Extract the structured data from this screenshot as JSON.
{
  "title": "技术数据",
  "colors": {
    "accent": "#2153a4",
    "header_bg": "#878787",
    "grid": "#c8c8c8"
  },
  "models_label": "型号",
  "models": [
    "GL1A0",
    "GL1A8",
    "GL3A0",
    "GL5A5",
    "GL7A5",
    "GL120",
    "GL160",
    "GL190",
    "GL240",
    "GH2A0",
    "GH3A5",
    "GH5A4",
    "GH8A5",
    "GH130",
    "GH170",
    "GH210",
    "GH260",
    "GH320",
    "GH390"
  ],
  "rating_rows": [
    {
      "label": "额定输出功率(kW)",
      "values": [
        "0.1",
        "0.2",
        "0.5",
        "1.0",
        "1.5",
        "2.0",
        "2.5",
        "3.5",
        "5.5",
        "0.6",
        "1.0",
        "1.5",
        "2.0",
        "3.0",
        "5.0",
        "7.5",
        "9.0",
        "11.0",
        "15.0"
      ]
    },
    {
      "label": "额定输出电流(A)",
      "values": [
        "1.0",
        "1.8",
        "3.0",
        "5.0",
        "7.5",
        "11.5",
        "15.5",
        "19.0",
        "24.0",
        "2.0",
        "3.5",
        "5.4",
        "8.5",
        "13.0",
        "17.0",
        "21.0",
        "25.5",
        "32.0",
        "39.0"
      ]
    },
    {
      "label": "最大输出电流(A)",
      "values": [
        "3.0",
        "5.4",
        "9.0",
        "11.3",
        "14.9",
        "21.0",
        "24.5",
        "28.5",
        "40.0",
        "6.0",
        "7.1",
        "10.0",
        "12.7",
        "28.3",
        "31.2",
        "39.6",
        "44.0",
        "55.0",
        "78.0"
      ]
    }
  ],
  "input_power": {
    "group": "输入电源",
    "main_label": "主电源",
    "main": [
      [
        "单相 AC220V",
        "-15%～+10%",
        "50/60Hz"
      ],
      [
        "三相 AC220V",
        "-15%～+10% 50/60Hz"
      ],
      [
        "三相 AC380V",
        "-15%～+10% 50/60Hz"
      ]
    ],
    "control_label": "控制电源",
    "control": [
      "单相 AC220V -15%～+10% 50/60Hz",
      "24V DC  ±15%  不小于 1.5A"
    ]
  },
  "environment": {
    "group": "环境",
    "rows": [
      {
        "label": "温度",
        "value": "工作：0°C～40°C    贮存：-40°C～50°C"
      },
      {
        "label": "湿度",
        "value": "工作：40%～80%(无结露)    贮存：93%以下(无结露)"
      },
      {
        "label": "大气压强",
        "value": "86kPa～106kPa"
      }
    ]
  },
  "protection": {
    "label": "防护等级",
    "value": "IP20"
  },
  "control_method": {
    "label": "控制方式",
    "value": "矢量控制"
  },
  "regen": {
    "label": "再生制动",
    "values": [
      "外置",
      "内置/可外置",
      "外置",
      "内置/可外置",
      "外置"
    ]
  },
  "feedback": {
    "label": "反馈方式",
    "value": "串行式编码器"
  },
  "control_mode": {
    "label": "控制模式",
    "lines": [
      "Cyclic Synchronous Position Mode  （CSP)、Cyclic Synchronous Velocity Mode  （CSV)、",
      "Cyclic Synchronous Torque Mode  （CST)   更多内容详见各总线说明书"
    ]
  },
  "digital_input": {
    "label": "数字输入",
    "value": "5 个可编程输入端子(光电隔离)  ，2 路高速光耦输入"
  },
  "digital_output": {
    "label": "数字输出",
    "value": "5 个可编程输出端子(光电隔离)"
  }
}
--
WHAT THIS TASK INVOLVES: Write the entire listing out again, word for word.

FULL OUTPUT:
Extract the structured data from this screenshot as JSON.
{
  "title": "技术数据",
  "colors": {
    "accent": "#2153a4",
    "header_bg": "#878787",
    "grid": "#c8c8c8"
  },
  "models_label": "型号",
  "models": [
    "GL1A0",
    "GL1A8",
    "GL3A0",
    "GL5A5",
    "GL7A5",
    "GL120",
    "GL160",
    "GL190",
    "GL240",
    "GH2A0",
    "GH3A5",
    "GH5A4",
    "GH8A5",
    "GH130",
    "GH170",
    "GH210",
    "GH260",
    "GH320",
    "GH390"
  ],
  "rating_rows": [
    {
      "label": "额定输出功率(kW)",
      "values": [
        "0.1",
        "0.2",
        "0.5",
        "1.0",
        "1.5",
        "2.0",
        "2.5",
        "3.5",
        "5.5",
        "0.6",
        "1.0",
        "1.5",
        "2.0",
        "3.0",
        "5.0",
        "7.5",
        "9.0",
        "11.0",
        "15.0"
      ]
    },
    {
      "label": "额定输出电流(A)",
      "values": [
        "1.0",
        "1.8",
        "3.0",
        "5.0",
        "7.5",
        "11.5",
        "15.5",
        "19.0",
        "24.0",
        "2.0",
        "3.5",
        "5.4",
        "8.5",
        "13.0",
        "17.0",
        "21.0",
        "25.5",
        "32.0",
        "39.0"
      ]
    },
    {
      "label": "最大输出电流(A)",
      "values": [
        "3.0",
        "5.4",
        "9.0",
        "11.3",
        "14.9",
        "21.0",
        "24.5",
        "28.5",
        "40.0",
        "6.0",
        "7.1",
        "10.0",
        "12.7",
        "28.3",
        "31.2",
        "39.6",
        "44.0",
        "55.0",
        "78.0"
      ]
    }
  ],
  "input_power": {
    "group": "输入电源",
    "main_label": "主电源",
    "main": [
      [
        "单相 AC220V",
        "-15%～+10%",
        "50/60Hz"
      ],
      [
        "三相 AC220V",
        "-15%～+10% 50/60Hz"
      ],
      [
        "三相 AC380V",
        "-15%～+10% 50/60Hz"
      ]
    ],
    "control_label": "控制电源",
    "control": [
      "单相 AC220V -15%～+10% 50/60Hz",
      "24V DC  ±15%  不小于 1.5A"
    ]
  },
  "environment": {
    "group": "环境",
    "rows": [
      {
        "label": "温度",
        "value": "工作：0°C～40°C    贮存：-40°C～50°C"
      },
      {
        "label": "湿度",
        "value": "工作：40%～80%(无结露)    贮存：93%以下(无结露)"
      },
      {
        "label": "大气压强",
        "value": "86kPa～106kPa"
      }
    ]
  },
  "protection": {
    "label": "防护等级",
    "value": "IP20"
  },
  "control_method": {
    "label": "控制方式",
    "value": "矢量控制"
  },
  "regen": {
    "label": "再生制动",
    "values": [
      "外置",
      "内置/可外置",
      "外置",
      "内置/可外置",
      "外置"
    ]
  },
  "feedback": {
    "label": "反馈方式",
    "value": "串行式编码器"
  },
  "control_mode": {
    "label": "控制模式",
    "lines": [
      "Cyclic Synchronous Position Mode  （CSP)、Cyclic Synchronous Velocity Mode  （CSV)、",
      "Cyclic Synchronous Torque Mode  （CST)   更多内容详见各总线说明书"
    ]
  },
  "digital_input": {
    "label": "数字输入",
    "value": "5 个可编程输入端子(光电隔离)  ，2 路高速光耦输入"
  },
  "digital_output": {
    "label": "数字输出",
    "value": "5 个可编程输出端子(光电隔离)"
  }
}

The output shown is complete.